# START OF Exercise data

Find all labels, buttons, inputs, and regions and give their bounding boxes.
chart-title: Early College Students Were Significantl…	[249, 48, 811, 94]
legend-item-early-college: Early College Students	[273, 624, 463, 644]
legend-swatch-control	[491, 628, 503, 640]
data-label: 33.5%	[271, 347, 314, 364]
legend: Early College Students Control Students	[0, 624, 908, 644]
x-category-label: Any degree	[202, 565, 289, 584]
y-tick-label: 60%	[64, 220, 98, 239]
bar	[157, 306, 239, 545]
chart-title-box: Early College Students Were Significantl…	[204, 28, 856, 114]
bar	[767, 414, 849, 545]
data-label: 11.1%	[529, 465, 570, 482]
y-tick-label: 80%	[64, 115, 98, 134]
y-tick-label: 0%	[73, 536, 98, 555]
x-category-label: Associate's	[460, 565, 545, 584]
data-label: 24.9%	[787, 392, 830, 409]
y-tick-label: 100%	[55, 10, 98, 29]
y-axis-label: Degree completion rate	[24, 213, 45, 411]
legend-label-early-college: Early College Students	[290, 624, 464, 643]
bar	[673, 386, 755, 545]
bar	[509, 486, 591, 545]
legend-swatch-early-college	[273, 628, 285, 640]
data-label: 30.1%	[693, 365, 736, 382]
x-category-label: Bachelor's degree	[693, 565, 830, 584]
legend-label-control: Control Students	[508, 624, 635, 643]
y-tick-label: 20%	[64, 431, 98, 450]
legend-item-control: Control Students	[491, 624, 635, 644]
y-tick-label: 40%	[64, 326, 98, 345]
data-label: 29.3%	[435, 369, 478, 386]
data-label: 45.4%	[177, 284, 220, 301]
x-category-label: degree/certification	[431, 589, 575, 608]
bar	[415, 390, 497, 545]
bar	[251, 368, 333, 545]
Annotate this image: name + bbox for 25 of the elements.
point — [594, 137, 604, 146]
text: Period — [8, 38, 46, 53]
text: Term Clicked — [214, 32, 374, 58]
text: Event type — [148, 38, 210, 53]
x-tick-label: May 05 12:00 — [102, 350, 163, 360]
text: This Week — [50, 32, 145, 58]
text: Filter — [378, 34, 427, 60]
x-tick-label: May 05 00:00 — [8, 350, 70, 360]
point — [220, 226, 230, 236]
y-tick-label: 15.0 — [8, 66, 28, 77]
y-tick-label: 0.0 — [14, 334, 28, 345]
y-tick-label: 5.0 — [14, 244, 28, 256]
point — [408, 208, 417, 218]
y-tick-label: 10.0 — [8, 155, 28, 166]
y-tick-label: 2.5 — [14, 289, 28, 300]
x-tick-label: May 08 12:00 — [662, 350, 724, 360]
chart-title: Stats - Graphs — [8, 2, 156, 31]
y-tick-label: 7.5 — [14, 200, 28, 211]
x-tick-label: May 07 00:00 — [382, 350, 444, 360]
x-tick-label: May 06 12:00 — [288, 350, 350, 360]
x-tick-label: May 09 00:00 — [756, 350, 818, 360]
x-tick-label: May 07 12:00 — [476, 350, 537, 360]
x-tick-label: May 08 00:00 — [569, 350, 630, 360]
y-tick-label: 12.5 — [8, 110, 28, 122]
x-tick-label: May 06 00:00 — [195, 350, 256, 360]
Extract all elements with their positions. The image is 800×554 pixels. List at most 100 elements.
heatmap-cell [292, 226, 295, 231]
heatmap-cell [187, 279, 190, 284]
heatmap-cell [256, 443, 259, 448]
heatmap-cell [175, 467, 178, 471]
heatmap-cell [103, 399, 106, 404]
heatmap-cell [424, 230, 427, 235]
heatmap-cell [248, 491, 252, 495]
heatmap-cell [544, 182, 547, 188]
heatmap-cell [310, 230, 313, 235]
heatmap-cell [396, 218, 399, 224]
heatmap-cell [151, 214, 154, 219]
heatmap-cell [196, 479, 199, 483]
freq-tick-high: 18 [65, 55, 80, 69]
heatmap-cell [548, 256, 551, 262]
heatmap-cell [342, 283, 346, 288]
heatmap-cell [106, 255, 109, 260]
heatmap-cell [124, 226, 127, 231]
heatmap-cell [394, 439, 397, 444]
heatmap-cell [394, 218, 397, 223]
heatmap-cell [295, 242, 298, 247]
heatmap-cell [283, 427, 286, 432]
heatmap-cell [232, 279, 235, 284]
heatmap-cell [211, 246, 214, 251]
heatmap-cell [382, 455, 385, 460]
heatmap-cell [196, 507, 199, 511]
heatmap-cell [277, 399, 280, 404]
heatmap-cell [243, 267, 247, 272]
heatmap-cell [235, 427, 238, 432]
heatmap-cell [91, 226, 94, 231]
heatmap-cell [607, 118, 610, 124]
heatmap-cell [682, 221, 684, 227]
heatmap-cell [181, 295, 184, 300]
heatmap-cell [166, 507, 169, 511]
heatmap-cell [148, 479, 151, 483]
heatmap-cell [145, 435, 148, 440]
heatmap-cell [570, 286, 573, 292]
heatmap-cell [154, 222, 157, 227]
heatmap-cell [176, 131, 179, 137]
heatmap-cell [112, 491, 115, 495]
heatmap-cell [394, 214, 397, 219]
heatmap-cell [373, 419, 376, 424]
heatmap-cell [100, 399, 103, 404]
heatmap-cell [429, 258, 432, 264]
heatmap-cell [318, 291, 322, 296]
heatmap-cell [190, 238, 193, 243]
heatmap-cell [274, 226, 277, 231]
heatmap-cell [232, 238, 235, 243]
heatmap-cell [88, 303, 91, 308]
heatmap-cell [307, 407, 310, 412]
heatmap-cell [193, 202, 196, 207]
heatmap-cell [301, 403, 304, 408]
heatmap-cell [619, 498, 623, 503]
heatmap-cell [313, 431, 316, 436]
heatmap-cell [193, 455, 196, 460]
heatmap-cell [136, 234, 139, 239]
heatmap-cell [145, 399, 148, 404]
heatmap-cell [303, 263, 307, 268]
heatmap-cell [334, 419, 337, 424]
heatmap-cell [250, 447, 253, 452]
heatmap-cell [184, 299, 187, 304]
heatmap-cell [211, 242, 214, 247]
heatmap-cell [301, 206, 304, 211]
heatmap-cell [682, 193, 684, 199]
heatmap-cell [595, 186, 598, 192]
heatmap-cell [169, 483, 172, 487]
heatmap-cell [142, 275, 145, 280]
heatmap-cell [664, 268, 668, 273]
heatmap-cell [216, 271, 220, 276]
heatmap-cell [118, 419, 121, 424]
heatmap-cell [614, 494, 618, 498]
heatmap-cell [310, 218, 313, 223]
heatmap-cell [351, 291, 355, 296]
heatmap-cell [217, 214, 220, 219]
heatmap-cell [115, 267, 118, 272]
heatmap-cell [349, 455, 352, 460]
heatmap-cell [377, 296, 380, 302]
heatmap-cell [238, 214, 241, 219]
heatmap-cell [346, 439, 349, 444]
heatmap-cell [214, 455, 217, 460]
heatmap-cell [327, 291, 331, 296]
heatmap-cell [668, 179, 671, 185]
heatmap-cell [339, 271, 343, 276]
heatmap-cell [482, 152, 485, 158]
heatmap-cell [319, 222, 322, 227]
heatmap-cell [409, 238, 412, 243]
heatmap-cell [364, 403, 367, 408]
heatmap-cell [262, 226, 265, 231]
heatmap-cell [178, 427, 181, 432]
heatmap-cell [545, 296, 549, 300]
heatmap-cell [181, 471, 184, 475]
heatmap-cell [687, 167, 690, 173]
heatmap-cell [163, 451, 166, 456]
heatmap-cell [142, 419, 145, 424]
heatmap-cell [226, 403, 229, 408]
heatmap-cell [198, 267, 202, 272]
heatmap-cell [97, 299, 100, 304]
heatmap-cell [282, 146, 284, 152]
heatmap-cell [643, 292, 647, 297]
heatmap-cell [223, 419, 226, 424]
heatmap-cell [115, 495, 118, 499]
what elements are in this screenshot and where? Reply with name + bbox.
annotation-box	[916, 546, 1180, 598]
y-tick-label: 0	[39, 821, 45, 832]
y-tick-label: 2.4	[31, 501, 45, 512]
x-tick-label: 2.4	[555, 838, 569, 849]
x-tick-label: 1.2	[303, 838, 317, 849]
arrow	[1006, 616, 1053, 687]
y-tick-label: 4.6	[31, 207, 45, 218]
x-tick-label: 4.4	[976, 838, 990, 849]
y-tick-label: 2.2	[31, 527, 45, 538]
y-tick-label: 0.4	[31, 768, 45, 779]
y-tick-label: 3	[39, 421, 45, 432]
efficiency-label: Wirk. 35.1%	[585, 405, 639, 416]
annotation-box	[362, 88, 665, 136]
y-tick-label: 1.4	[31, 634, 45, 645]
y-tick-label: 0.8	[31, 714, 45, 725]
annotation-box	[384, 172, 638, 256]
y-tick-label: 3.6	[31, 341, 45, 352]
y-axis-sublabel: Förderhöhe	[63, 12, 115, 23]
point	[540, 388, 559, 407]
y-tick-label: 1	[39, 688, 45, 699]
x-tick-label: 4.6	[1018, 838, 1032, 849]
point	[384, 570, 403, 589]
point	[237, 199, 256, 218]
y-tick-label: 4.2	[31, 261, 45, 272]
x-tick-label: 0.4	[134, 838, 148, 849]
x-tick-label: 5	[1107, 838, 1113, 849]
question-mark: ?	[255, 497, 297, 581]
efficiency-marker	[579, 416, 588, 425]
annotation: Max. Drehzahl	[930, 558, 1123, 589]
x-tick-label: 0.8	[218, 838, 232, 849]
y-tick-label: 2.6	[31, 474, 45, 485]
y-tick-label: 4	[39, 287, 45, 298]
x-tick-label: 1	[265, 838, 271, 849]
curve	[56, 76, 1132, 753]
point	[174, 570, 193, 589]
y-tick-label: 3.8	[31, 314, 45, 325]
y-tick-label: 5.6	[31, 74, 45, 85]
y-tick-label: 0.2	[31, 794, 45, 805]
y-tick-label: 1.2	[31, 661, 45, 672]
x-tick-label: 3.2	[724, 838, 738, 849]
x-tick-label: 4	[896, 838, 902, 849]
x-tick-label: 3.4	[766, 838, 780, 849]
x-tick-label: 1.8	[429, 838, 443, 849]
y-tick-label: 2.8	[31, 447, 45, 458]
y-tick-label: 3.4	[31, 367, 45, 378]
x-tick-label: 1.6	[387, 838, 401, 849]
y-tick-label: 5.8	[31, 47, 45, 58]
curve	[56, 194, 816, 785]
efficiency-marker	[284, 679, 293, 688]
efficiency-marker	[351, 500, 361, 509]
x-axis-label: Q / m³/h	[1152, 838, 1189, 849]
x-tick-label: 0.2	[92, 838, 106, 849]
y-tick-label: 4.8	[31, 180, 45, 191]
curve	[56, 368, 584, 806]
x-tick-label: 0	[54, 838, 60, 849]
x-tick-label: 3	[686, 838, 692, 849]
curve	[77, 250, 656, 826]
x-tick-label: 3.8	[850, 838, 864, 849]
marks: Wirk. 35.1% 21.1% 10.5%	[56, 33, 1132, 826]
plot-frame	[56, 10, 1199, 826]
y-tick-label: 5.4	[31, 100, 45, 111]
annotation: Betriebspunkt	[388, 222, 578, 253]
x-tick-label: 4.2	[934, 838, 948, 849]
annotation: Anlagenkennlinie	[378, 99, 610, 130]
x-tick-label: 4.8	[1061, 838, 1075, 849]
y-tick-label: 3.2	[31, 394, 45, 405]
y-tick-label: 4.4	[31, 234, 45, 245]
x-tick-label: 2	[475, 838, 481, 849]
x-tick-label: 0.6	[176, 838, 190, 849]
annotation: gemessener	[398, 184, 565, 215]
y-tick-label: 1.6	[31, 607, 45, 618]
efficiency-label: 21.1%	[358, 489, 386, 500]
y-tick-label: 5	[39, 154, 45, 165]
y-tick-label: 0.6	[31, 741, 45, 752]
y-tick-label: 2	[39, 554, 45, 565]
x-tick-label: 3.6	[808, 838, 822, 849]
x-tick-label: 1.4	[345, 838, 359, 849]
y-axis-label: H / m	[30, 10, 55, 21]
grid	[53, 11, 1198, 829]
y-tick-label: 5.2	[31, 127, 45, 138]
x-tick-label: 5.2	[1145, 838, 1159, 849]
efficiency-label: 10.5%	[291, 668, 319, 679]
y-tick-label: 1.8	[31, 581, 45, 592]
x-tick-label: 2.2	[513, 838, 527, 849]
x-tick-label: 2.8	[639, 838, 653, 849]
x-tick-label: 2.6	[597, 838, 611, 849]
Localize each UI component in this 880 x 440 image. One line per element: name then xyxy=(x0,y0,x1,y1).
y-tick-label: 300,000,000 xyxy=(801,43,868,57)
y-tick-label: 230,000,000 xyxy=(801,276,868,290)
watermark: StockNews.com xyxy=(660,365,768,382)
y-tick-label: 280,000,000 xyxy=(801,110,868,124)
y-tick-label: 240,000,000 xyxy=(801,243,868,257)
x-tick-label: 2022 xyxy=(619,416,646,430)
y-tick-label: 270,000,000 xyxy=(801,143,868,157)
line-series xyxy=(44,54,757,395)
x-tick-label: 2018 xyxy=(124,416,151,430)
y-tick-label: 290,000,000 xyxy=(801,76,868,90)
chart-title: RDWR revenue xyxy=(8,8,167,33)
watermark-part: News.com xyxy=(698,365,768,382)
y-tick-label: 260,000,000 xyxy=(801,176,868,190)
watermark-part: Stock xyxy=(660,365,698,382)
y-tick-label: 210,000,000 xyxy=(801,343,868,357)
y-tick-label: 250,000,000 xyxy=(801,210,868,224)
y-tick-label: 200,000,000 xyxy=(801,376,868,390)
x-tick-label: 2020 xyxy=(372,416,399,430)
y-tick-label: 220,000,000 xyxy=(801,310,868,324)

# END OF Exercise data

* _Your objective_: Please format the records as a Markdown table with the columns "Row" and "Line". Start with the first line of the records and go on through the line with "text: Term Clicked — [214, 32, 374, 58]", including both, and leave out any blank lines.

* _Answer_:
| Row | Line |
|---|---|
| 1 | Find all labels, buttons, inputs, and regions and give their bounding boxes. |
| 2 | chart-title: Early College Students Were Significantl…	[249, 48, 811, 94] |
| 3 | legend-item-early-college: Early College Students	[273, 624, 463, 644] |
| 4 | legend-swatch-control	[491, 628, 503, 640] |
| 5 | data-label: 33.5%	[271, 347, 314, 364] |
| 6 | legend: Early College Students Control Students	[0, 624, 908, 644] |
| 7 | x-category-label: Any degree	[202, 565, 289, 584] |
| 8 | y-tick-label: 60%	[64, 220, 98, 239] |
| 9 | bar	[157, 306, 239, 545] |
| 10 | chart-title-box: Early College Students Were Significantl…	[204, 28, 856, 114] |
| 11 | bar	[767, 414, 849, 545] |
| 12 | data-label: 11.1%	[529, 465, 570, 482] |
| 13 | y-tick-label: 80%	[64, 115, 98, 134] |
| 14 | y-tick-label: 0%	[73, 536, 98, 555] |
| 15 | x-category-label: Associate's	[460, 565, 545, 584] |
| 16 | data-label: 24.9%	[787, 392, 830, 409] |
| 17 | y-tick-label: 100%	[55, 10, 98, 29] |
| 18 | y-axis-label: Degree completion rate	[24, 213, 45, 411] |
| 19 | legend-label-early-college: Early College Students	[290, 624, 464, 643] |
| 20 | bar	[673, 386, 755, 545] |
| 21 | bar	[509, 486, 591, 545] |
| 22 | legend-swatch-early-college	[273, 628, 285, 640] |
| 23 | data-label: 30.1%	[693, 365, 736, 382] |
| 24 | x-category-label: Bachelor's degree	[693, 565, 830, 584] |
| 25 | legend-label-control: Control Students	[508, 624, 635, 643] |
| 26 | y-tick-label: 20%	[64, 431, 98, 450] |
| 27 | legend-item-control: Control Students	[491, 624, 635, 644] |
| 28 | y-tick-label: 40%	[64, 326, 98, 345] |
| 29 | data-label: 29.3%	[435, 369, 478, 386] |
| 30 | data-label: 45.4%	[177, 284, 220, 301] |
| 31 | x-category-label: degree/certification	[431, 589, 575, 608] |
| 32 | bar	[415, 390, 497, 545] |
| 33 | bar	[251, 368, 333, 545] |
| 34 | Annotate this image: name + bbox for 25 of the elements. |
| 35 | point — [594, 137, 604, 146] |
| 36 | text: Period — [8, 38, 46, 53] |
| 37 | text: Term Clicked — [214, 32, 374, 58] |